GIVEN INSTRUCTION:
How many lines of these entries include the string "this"? State the number alone.

RECORDED INFORMATION:
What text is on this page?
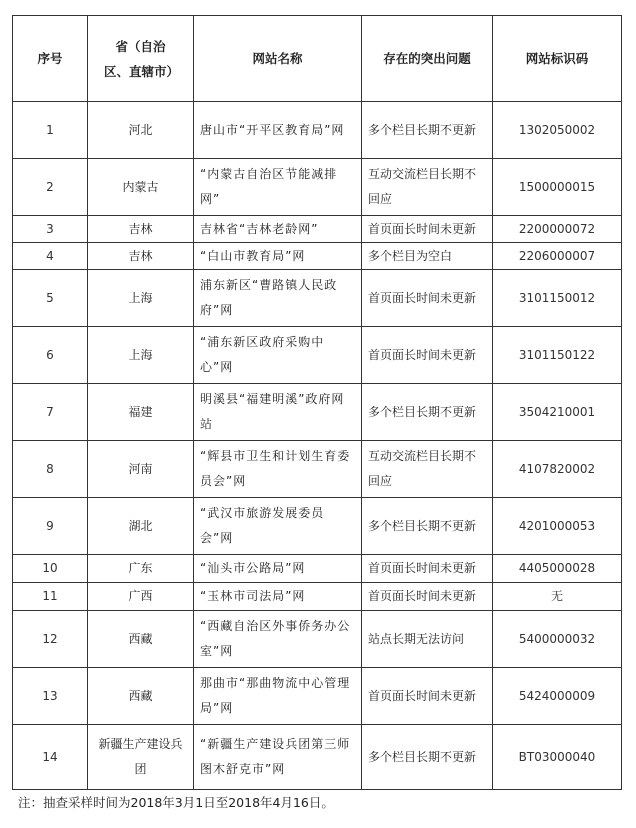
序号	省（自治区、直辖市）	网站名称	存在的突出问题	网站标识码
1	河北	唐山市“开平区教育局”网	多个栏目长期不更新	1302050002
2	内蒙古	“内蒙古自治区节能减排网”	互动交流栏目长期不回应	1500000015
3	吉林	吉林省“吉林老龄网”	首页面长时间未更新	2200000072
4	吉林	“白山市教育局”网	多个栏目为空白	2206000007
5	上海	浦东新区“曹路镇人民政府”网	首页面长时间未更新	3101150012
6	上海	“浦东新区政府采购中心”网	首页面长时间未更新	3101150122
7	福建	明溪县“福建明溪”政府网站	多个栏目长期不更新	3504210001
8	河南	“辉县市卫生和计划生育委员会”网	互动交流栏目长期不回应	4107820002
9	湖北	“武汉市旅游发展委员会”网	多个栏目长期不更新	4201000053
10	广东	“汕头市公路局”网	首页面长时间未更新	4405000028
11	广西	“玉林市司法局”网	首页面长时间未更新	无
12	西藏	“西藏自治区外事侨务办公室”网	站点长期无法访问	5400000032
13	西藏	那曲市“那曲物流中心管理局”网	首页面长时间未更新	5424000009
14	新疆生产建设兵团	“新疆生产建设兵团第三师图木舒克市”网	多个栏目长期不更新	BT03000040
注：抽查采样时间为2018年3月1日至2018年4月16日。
--
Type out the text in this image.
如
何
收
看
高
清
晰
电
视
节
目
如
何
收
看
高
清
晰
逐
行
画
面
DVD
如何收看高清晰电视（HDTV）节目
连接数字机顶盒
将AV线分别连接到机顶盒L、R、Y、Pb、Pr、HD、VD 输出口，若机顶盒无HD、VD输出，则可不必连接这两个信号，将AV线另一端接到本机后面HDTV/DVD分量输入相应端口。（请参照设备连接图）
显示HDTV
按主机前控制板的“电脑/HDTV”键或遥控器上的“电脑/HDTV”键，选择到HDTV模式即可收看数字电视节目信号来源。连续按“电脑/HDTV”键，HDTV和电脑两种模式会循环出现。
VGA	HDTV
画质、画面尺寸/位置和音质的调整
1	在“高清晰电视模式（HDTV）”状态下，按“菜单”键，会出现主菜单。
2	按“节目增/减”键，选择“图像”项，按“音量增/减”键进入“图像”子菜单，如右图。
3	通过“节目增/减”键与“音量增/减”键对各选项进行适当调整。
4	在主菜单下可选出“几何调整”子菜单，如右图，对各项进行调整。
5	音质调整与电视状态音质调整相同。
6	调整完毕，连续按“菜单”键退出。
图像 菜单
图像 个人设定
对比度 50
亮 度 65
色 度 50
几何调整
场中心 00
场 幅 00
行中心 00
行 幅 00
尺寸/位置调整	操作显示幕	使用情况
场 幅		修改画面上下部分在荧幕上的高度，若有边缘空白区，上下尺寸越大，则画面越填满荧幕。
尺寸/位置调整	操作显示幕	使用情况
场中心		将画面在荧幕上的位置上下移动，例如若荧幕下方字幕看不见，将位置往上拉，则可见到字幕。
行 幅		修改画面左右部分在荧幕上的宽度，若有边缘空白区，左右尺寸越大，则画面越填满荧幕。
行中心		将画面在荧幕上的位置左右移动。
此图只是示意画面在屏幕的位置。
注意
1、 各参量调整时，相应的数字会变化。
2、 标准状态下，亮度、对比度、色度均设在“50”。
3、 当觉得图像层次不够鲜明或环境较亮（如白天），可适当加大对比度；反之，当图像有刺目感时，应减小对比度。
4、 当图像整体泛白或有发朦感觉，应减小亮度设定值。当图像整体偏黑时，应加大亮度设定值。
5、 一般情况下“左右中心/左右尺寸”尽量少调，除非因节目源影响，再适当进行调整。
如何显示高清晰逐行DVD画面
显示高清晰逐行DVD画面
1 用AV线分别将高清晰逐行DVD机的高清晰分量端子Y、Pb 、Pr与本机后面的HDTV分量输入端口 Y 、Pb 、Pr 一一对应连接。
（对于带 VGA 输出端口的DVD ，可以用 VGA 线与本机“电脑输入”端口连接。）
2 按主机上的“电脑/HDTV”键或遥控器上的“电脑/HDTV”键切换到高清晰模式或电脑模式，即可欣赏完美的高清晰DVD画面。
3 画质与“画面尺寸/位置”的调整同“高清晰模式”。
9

EXERCISE RESULT:
2